§ What the task asks: Please transcribe the passage below on how OrbTK sizes its content, copying every word, spelling and line without change.
═══ Extract to read ═══
This leads us to one of the major concept decisions inside the
toolkit:
* Size the content
What does that mean? Well, lets take an obvious example that will be
visible in every modern application. You want to support
localization, where the idioms will differ for all lables within the
GUI. What would happen, if we would size the entities statically (e.g
a button). If we wouldn't take into account the content of a child
entity (e.g. the lable centered inside the button frame) that will be
placed in the center of its parent? You as the programmer would need
to adapt the GUI views for every supported language and adapt the
sizes as needed. That is nonsense. We have to define and render the
stuff the other way arround!
All controls in `OrbTK` support the ability to size to the natural
size of their content. This allows the toolkit to dynamically layout
the entities. No matter if things resizes, or application logic will
need to add or subdivide other entities in the tree.
The Arrange phase allows a parent to position and determine the final
size of each child.
═══ Records shown ═══
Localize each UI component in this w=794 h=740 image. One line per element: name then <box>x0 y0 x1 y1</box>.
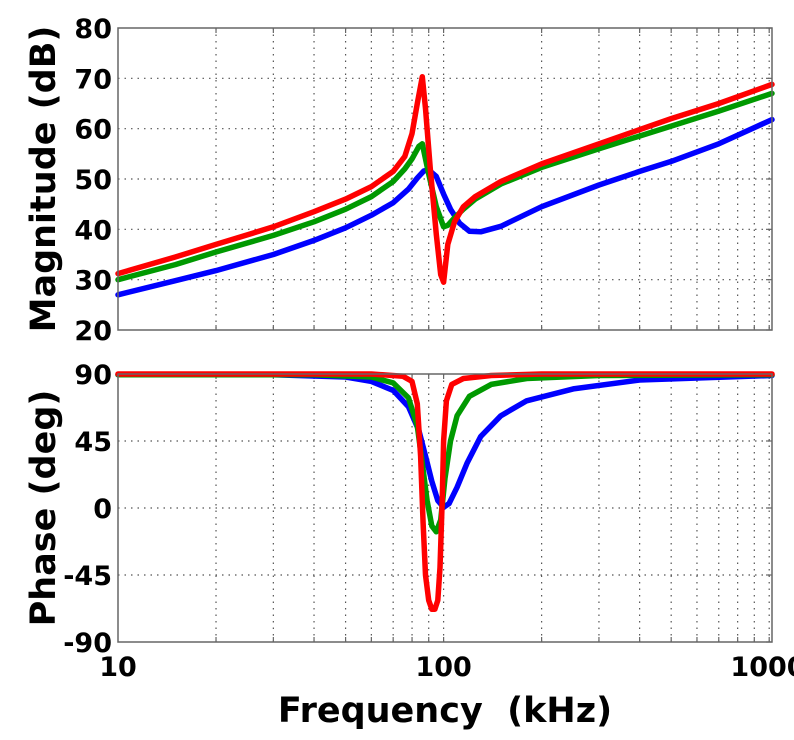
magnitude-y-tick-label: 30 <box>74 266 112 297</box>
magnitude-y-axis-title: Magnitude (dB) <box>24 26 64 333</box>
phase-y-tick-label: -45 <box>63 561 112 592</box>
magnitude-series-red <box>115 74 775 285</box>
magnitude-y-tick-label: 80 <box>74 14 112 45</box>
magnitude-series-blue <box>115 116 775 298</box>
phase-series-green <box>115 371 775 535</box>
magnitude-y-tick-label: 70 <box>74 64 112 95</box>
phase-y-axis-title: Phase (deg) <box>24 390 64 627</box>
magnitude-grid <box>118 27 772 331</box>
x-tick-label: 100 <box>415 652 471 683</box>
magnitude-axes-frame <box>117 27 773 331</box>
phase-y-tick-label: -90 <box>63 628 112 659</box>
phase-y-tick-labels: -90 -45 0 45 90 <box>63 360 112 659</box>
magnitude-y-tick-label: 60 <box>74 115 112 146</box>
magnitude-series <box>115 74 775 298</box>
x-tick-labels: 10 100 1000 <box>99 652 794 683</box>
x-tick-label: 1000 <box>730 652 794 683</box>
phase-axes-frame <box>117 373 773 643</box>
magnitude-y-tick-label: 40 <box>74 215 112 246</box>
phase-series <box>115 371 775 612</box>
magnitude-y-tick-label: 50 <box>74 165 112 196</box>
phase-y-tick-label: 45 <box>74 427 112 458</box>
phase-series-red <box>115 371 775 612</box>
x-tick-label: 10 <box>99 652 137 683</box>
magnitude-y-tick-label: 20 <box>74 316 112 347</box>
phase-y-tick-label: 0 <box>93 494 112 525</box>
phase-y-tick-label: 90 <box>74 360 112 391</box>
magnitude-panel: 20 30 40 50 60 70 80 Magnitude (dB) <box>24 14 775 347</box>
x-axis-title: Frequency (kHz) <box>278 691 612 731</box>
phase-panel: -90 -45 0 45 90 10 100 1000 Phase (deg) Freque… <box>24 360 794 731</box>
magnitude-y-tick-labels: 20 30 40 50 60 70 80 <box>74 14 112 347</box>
═══
═══ Records shown ═══
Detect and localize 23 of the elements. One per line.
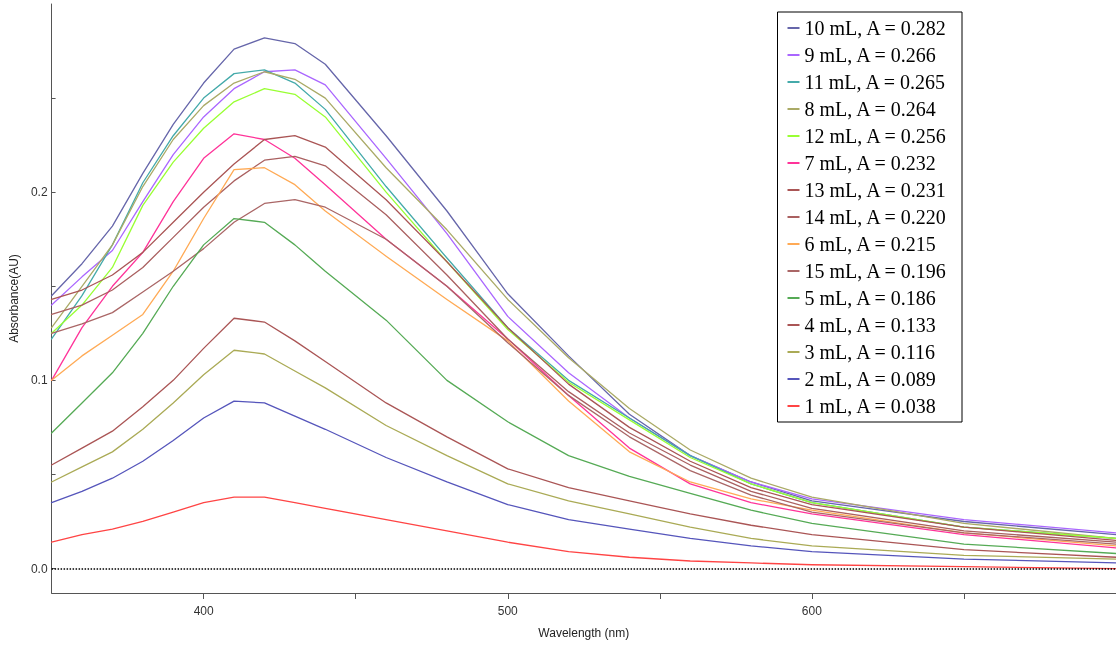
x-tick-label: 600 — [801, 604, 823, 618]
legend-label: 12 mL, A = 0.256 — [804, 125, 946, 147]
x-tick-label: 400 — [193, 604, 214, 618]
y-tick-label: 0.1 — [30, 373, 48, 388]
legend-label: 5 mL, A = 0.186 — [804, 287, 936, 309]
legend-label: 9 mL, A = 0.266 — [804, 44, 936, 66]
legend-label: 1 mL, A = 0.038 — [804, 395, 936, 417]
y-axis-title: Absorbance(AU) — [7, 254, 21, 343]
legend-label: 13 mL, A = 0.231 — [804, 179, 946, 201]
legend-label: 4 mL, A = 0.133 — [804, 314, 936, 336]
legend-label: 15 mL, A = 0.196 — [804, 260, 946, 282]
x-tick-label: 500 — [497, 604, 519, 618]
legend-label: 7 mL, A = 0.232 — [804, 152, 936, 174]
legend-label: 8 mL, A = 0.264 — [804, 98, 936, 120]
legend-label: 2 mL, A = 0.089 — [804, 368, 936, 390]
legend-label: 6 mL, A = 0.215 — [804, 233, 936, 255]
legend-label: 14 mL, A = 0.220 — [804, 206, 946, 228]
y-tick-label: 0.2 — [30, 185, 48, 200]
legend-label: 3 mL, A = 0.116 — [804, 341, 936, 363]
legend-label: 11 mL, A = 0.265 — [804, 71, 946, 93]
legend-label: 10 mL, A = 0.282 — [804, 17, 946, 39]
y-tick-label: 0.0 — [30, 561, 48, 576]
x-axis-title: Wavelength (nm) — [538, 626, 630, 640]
═══
§ Task solution:
This leads us to one of the major concept decisions inside the
toolkit:
* Size the content
What does that mean? Well, lets take an obvious example that will be
visible in every modern application. You want to support
localization, where the idioms will differ for all lables within the
GUI. What would happen, if we would size the entities statically (e.g
a button). If we wouldn't take into account the content of a child
entity (e.g. the lable centered inside the button frame) that will be
placed in the center of its parent? You as the programmer would need
to adapt the GUI views for every supported language and adapt the
sizes as needed. That is nonsense. We have to define and render the
stuff the other way arround!
All controls in `OrbTK` support the ability to size to the natural
size of their content. This allows the toolkit to dynamically layout
the entities. No matter if things resizes, or application logic will
need to add or subdivide other entities in the tree.
The Arrange phase allows a parent to position and determine the final
size of each child.